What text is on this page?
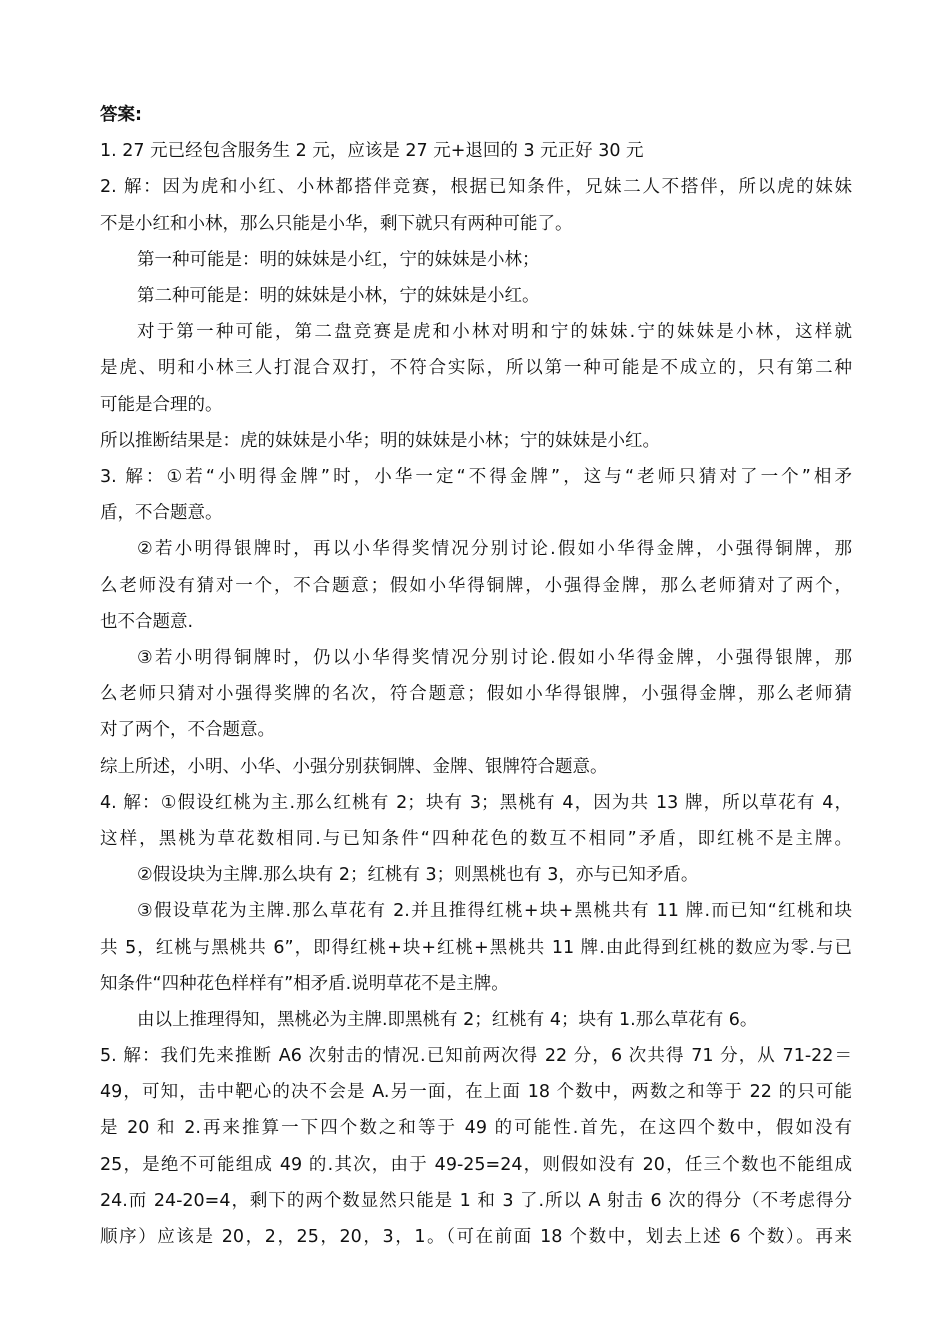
答案:
1. 27 元已经包含服务生 2 元，应该是 27 元+退回的 3 元正好 30 元
2. 解：因为虎和小红、小林都搭伴竞赛，根据已知条件，兄妹二人不搭伴，所以虎的妹妹
不是小红和小林，那么只能是小华，剩下就只有两种可能了。
第一种可能是：明的妹妹是小红，宁的妹妹是小林；
第二种可能是：明的妹妹是小林，宁的妹妹是小红。
对于第一种可能，第二盘竞赛是虎和小林对明和宁的妹妹.宁的妹妹是小林，这样就
是虎、明和小林三人打混合双打，不符合实际，所以第一种可能是不成立的，只有第二种
可能是合理的。
所以推断结果是：虎的妹妹是小华；明的妹妹是小林；宁的妹妹是小红。
3. 解：①若“小明得金牌”时，小华一定“不得金牌”，这与“老师只猜对了一个”相矛
盾，不合题意。
②若小明得银牌时，再以小华得奖情况分别讨论.假如小华得金牌，小强得铜牌，那
么老师没有猜对一个，不合题意；假如小华得铜牌，小强得金牌，那么老师猜对了两个，
也不合题意.
③若小明得铜牌时，仍以小华得奖情况分别讨论.假如小华得金牌，小强得银牌，那
么老师只猜对小强得奖牌的名次，符合题意；假如小华得银牌，小强得金牌，那么老师猜
对了两个，不合题意。
综上所述，小明、小华、小强分别获铜牌、金牌、银牌符合题意。
4. 解：①假设红桃为主.那么红桃有 2；块有 3；黑桃有 4，因为共 13 牌，所以草花有 4，
这样，黑桃为草花数相同.与已知条件“四种花色的数互不相同”矛盾，即红桃不是主牌。
②假设块为主牌.那么块有 2；红桃有 3；则黑桃也有 3，亦与已知矛盾。
③假设草花为主牌.那么草花有 2.并且推得红桃+块+黑桃共有 11 牌.而已知“红桃和块
共 5，红桃与黑桃共 6”，即得红桃+块+红桃+黑桃共 11 牌.由此得到红桃的数应为零.与已
知条件“四种花色样样有”相矛盾.说明草花不是主牌。
由以上推理得知，黑桃必为主牌.即黑桃有 2；红桃有 4；块有 1.那么草花有 6。
5. 解：我们先来推断 A6 次射击的情况.已知前两次得 22 分，6 次共得 71 分，从 71-22＝
49，可知，击中靶心的决不会是 A.另一面，在上面 18 个数中，两数之和等于 22 的只可能
是 20 和 2.再来推算一下四个数之和等于 49 的可能性.首先，在这四个数中，假如没有
25，是绝不可能组成 49 的.其次，由于 49-25=24，则假如没有 20，任三个数也不能组成
24.而 24-20=4，剩下的两个数显然只能是 1 和 3 了.所以 A 射击 6 次的得分（不考虑得分
顺序）应该是 20，2，25，20，3，1。（可在前面 18 个数中，划去上述 6 个数）。再来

◇ ◇ ◇

→ **DIRECTIVE**
Leave the pictures out and reproduce all of the records exactly.

→ **TASK OUTPUT**
What text is on this page?
答案:
1. 27 元已经包含服务生 2 元，应该是 27 元+退回的 3 元正好 30 元
2. 解：因为虎和小红、小林都搭伴竞赛，根据已知条件，兄妹二人不搭伴，所以虎的妹妹
不是小红和小林，那么只能是小华，剩下就只有两种可能了。
第一种可能是：明的妹妹是小红，宁的妹妹是小林；
第二种可能是：明的妹妹是小林，宁的妹妹是小红。
对于第一种可能，第二盘竞赛是虎和小林对明和宁的妹妹.宁的妹妹是小林，这样就
是虎、明和小林三人打混合双打，不符合实际，所以第一种可能是不成立的，只有第二种
可能是合理的。
所以推断结果是：虎的妹妹是小华；明的妹妹是小林；宁的妹妹是小红。
3. 解：①若“小明得金牌”时，小华一定“不得金牌”，这与“老师只猜对了一个”相矛
盾，不合题意。
②若小明得银牌时，再以小华得奖情况分别讨论.假如小华得金牌，小强得铜牌，那
么老师没有猜对一个，不合题意；假如小华得铜牌，小强得金牌，那么老师猜对了两个，
也不合题意.
③若小明得铜牌时，仍以小华得奖情况分别讨论.假如小华得金牌，小强得银牌，那
么老师只猜对小强得奖牌的名次，符合题意；假如小华得银牌，小强得金牌，那么老师猜
对了两个，不合题意。
综上所述，小明、小华、小强分别获铜牌、金牌、银牌符合题意。
4. 解：①假设红桃为主.那么红桃有 2；块有 3；黑桃有 4，因为共 13 牌，所以草花有 4，
这样，黑桃为草花数相同.与已知条件“四种花色的数互不相同”矛盾，即红桃不是主牌。
②假设块为主牌.那么块有 2；红桃有 3；则黑桃也有 3，亦与已知矛盾。
③假设草花为主牌.那么草花有 2.并且推得红桃+块+黑桃共有 11 牌.而已知“红桃和块
共 5，红桃与黑桃共 6”，即得红桃+块+红桃+黑桃共 11 牌.由此得到红桃的数应为零.与已
知条件“四种花色样样有”相矛盾.说明草花不是主牌。
由以上推理得知，黑桃必为主牌.即黑桃有 2；红桃有 4；块有 1.那么草花有 6。
5. 解：我们先来推断 A6 次射击的情况.已知前两次得 22 分，6 次共得 71 分，从 71-22＝
49，可知，击中靶心的决不会是 A.另一面，在上面 18 个数中，两数之和等于 22 的只可能
是 20 和 2.再来推算一下四个数之和等于 49 的可能性.首先，在这四个数中，假如没有
25，是绝不可能组成 49 的.其次，由于 49-25=24，则假如没有 20，任三个数也不能组成
24.而 24-20=4，剩下的两个数显然只能是 1 和 3 了.所以 A 射击 6 次的得分（不考虑得分
顺序）应该是 20，2，25，20，3，1。（可在前面 18 个数中，划去上述 6 个数）。再来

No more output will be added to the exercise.